--- START OF Exercise data ---

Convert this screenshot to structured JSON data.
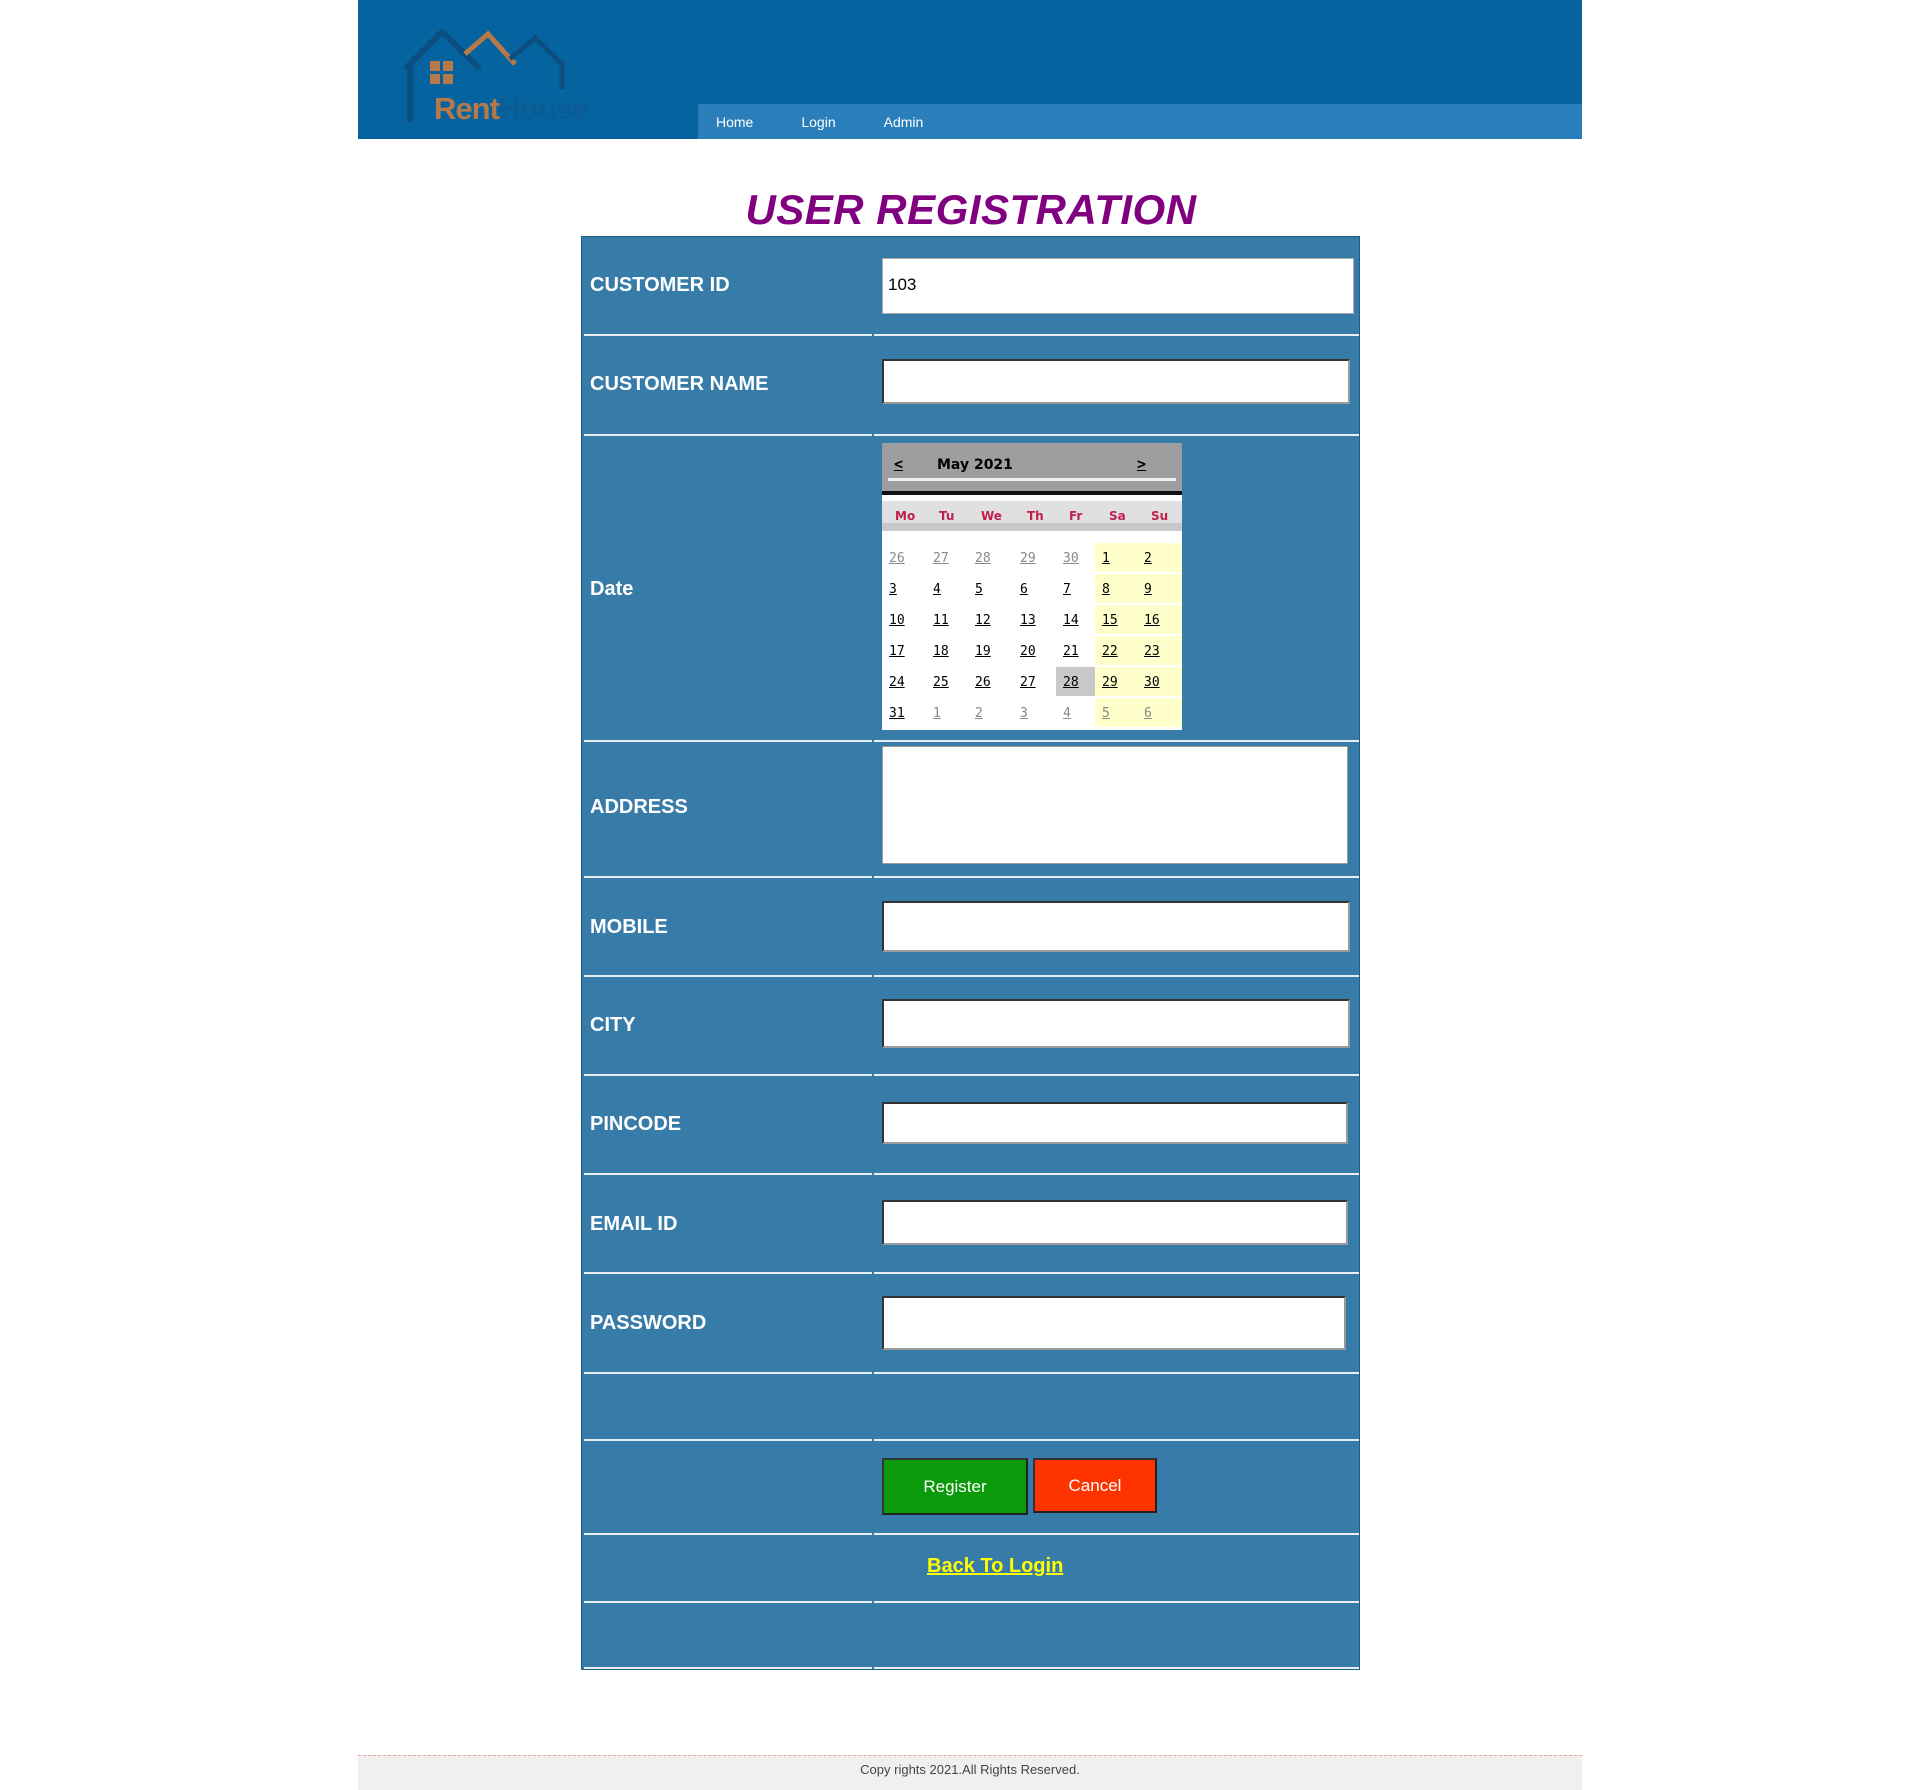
{
  "brand": {
    "word1": "Rent",
    "word2": "House"
  },
  "nav": {
    "items": [
      "Home",
      "Login",
      "Admin"
    ]
  },
  "page_title": "USER REGISTRATION",
  "form": {
    "customer_id": {
      "label": "CUSTOMER ID",
      "value": "103"
    },
    "customer_name": {
      "label": "CUSTOMER NAME",
      "value": ""
    },
    "date": {
      "label": "Date"
    },
    "address": {
      "label": "ADDRESS",
      "value": ""
    },
    "mobile": {
      "label": "MOBILE",
      "value": ""
    },
    "city": {
      "label": "CITY",
      "value": ""
    },
    "pincode": {
      "label": "PINCODE",
      "value": ""
    },
    "email": {
      "label": "EMAIL ID",
      "value": ""
    },
    "password": {
      "label": "PASSWORD",
      "value": ""
    }
  },
  "calendar": {
    "title": "May 2021",
    "prev": "<",
    "next": ">",
    "weekdays": [
      "Mo",
      "Tu",
      "We",
      "Th",
      "Fr",
      "Sa",
      "Su"
    ],
    "selected_day": "28",
    "weeks": [
      [
        "26",
        "27",
        "28",
        "29",
        "30",
        "1",
        "2"
      ],
      [
        "3",
        "4",
        "5",
        "6",
        "7",
        "8",
        "9"
      ],
      [
        "10",
        "11",
        "12",
        "13",
        "14",
        "15",
        "16"
      ],
      [
        "17",
        "18",
        "19",
        "20",
        "21",
        "22",
        "23"
      ],
      [
        "24",
        "25",
        "26",
        "27",
        "28",
        "29",
        "30"
      ],
      [
        "31",
        "1",
        "2",
        "3",
        "4",
        "5",
        "6"
      ]
    ]
  },
  "buttons": {
    "register": "Register",
    "cancel": "Cancel"
  },
  "back_link": "Back To Login",
  "footer": "Copy rights 2021.All Rights Reserved.",
  "colors": {
    "header": "#0563a0",
    "nav": "#2a7fbb",
    "form_bg": "#377ba8",
    "title": "#800080",
    "register": "#0a9a0a",
    "cancel": "#ff3300",
    "link": "#ffff00"
  }
}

--- END OF Exercise data ---

Take the listing above and print it exactly, apart from the pictures.

Convert this screenshot to structured JSON data.
{
  "brand": {
    "word1": "Rent",
    "word2": "House"
  },
  "nav": {
    "items": [
      "Home",
      "Login",
      "Admin"
    ]
  },
  "page_title": "USER REGISTRATION",
  "form": {
    "customer_id": {
      "label": "CUSTOMER ID",
      "value": "103"
    },
    "customer_name": {
      "label": "CUSTOMER NAME",
      "value": ""
    },
    "date": {
      "label": "Date"
    },
    "address": {
      "label": "ADDRESS",
      "value": ""
    },
    "mobile": {
      "label": "MOBILE",
      "value": ""
    },
    "city": {
      "label": "CITY",
      "value": ""
    },
    "pincode": {
      "label": "PINCODE",
      "value": ""
    },
    "email": {
      "label": "EMAIL ID",
      "value": ""
    },
    "password": {
      "label": "PASSWORD",
      "value": ""
    }
  },
  "calendar": {
    "title": "May 2021",
    "prev": "<",
    "next": ">",
    "weekdays": [
      "Mo",
      "Tu",
      "We",
      "Th",
      "Fr",
      "Sa",
      "Su"
    ],
    "selected_day": "28",
    "weeks": [
      [
        "26",
        "27",
        "28",
        "29",
        "30",
        "1",
        "2"
      ],
      [
        "3",
        "4",
        "5",
        "6",
        "7",
        "8",
        "9"
      ],
      [
        "10",
        "11",
        "12",
        "13",
        "14",
        "15",
        "16"
      ],
      [
        "17",
        "18",
        "19",
        "20",
        "21",
        "22",
        "23"
      ],
      [
        "24",
        "25",
        "26",
        "27",
        "28",
        "29",
        "30"
      ],
      [
        "31",
        "1",
        "2",
        "3",
        "4",
        "5",
        "6"
      ]
    ]
  },
  "buttons": {
    "register": "Register",
    "cancel": "Cancel"
  },
  "back_link": "Back To Login",
  "footer": "Copy rights 2021.All Rights Reserved.",
  "colors": {
    "header": "#0563a0",
    "nav": "#2a7fbb",
    "form_bg": "#377ba8",
    "title": "#800080",
    "register": "#0a9a0a",
    "cancel": "#ff3300",
    "link": "#ffff00"
  }
}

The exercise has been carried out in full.